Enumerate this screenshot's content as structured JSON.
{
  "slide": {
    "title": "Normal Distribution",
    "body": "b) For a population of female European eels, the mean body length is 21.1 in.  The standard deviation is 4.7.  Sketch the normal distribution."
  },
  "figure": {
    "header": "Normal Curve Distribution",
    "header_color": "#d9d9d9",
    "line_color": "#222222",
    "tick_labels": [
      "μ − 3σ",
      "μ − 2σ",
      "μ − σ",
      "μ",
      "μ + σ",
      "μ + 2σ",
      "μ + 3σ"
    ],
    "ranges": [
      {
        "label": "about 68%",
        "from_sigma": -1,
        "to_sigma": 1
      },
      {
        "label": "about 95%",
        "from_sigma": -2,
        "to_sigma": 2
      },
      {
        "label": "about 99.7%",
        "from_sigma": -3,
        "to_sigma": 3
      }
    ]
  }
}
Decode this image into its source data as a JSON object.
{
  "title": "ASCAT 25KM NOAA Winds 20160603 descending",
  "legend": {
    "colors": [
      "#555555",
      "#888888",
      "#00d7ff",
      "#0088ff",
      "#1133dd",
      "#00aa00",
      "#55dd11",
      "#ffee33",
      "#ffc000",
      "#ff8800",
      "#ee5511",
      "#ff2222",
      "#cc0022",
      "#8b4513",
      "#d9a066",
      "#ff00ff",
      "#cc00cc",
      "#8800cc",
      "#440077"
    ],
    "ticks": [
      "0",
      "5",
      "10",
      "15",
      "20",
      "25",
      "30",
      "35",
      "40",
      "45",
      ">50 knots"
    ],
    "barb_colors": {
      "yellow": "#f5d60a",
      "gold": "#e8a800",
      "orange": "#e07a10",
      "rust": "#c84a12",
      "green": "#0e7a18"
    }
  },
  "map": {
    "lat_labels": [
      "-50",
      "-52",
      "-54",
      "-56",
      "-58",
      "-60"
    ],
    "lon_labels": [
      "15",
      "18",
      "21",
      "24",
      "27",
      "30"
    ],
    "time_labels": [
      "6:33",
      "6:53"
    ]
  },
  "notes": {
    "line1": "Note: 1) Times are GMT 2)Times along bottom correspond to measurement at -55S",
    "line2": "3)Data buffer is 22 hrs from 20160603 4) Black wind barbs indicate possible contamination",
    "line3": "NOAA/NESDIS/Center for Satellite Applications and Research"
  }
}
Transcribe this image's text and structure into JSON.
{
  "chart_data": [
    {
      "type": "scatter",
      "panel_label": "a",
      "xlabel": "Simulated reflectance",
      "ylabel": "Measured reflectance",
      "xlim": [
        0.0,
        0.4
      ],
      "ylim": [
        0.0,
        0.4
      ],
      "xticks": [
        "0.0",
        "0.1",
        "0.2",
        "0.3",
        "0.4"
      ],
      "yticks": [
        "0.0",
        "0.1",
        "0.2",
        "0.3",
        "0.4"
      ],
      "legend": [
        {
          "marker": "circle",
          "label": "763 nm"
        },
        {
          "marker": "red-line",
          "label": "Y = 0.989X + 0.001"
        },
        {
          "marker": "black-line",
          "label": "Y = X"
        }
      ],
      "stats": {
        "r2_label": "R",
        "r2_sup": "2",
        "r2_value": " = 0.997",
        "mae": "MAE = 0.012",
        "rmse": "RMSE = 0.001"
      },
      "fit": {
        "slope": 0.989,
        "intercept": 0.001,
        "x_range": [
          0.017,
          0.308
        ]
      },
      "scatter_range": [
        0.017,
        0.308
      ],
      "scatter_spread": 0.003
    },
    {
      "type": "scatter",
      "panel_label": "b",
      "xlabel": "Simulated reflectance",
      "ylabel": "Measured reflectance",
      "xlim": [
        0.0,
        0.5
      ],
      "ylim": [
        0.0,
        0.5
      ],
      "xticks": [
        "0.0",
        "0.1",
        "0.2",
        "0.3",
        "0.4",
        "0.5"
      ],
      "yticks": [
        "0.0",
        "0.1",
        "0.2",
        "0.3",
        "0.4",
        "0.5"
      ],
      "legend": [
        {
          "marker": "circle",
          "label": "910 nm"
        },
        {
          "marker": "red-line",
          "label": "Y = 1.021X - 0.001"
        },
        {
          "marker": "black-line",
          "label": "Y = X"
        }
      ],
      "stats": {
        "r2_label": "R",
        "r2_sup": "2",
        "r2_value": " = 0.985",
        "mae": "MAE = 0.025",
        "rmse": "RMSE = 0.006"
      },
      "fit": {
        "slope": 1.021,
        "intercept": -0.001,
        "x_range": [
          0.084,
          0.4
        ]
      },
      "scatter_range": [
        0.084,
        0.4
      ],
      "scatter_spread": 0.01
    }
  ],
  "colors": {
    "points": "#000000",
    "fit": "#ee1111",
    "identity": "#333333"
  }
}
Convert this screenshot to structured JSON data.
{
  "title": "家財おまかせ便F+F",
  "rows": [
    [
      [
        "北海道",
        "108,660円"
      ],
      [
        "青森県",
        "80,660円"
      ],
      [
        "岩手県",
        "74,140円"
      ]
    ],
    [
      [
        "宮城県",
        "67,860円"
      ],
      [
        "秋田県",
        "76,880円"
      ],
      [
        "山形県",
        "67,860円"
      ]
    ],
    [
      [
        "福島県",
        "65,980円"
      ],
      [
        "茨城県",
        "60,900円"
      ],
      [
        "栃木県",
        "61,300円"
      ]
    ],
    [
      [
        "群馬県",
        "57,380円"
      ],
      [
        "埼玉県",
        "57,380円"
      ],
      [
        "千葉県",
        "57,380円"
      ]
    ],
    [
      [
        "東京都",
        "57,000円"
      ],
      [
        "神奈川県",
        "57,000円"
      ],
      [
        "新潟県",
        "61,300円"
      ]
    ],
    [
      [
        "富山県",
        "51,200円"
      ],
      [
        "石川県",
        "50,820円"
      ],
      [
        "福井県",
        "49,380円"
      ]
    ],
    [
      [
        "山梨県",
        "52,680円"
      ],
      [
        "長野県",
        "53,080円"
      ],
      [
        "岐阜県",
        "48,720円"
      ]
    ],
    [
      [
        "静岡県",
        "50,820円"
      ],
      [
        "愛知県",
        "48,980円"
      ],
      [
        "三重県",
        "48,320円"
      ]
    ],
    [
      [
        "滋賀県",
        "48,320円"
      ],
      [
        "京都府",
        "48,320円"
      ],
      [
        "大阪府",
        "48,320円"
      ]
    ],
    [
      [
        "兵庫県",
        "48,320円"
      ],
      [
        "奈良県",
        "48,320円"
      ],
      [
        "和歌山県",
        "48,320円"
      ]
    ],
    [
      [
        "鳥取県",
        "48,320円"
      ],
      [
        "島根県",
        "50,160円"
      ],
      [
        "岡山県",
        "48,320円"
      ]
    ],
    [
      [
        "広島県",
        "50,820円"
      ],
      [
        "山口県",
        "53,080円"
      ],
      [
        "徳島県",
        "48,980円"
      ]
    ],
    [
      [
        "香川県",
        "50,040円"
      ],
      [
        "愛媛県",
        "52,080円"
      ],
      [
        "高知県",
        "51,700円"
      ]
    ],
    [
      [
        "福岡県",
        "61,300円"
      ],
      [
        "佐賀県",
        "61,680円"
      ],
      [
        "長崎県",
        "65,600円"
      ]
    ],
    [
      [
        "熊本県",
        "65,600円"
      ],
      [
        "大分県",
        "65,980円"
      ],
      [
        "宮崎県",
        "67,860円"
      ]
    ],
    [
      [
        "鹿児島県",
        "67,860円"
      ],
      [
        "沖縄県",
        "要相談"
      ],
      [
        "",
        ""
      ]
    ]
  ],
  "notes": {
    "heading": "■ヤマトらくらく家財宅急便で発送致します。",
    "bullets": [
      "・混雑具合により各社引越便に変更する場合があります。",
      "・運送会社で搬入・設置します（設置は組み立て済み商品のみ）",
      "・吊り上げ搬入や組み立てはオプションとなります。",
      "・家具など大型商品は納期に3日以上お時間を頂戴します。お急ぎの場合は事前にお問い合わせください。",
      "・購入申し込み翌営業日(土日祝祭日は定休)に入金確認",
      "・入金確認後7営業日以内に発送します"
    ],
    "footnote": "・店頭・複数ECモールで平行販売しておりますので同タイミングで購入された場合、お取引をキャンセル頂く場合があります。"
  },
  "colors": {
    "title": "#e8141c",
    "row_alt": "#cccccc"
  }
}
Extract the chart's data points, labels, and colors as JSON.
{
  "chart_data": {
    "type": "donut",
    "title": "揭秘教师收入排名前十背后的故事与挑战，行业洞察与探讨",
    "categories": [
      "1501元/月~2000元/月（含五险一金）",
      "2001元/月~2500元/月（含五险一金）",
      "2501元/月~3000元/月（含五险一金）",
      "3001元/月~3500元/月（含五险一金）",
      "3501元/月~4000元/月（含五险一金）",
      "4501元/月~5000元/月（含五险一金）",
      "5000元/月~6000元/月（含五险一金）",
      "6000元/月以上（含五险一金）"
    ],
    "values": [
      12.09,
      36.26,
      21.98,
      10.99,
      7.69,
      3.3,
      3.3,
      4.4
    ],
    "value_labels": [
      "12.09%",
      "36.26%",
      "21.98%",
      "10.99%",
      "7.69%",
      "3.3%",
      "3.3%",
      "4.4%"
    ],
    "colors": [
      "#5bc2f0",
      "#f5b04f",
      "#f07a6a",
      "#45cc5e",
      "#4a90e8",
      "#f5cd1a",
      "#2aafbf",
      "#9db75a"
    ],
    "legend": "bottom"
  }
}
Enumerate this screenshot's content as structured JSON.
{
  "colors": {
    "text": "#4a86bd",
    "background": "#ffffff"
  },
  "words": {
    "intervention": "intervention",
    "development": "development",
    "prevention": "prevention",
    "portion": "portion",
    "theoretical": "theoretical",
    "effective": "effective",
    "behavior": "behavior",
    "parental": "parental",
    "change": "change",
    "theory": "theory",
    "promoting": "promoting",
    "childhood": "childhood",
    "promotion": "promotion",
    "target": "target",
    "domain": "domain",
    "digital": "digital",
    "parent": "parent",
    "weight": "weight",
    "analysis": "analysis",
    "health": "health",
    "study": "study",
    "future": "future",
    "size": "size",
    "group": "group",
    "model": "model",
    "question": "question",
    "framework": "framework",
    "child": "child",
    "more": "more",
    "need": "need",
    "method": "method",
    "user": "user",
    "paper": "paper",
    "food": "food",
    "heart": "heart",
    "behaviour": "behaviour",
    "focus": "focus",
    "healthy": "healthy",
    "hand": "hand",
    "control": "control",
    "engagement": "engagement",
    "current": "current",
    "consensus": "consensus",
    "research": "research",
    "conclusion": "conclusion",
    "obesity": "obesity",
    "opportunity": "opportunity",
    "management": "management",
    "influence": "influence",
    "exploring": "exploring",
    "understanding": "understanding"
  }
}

*WHAT IS EXPECTED*:
Select, from the listing, all lines that include the word "JSON".

*THE COMPLETED TASK*:
Enumerate this screenshot's content as structured JSON.
Decode this image into its source data as a JSON object.
Transcribe this image's text and structure into JSON.
Convert this screenshot to structured JSON data.
Extract the chart's data points, labels, and colors as JSON.
Enumerate this screenshot's content as structured JSON.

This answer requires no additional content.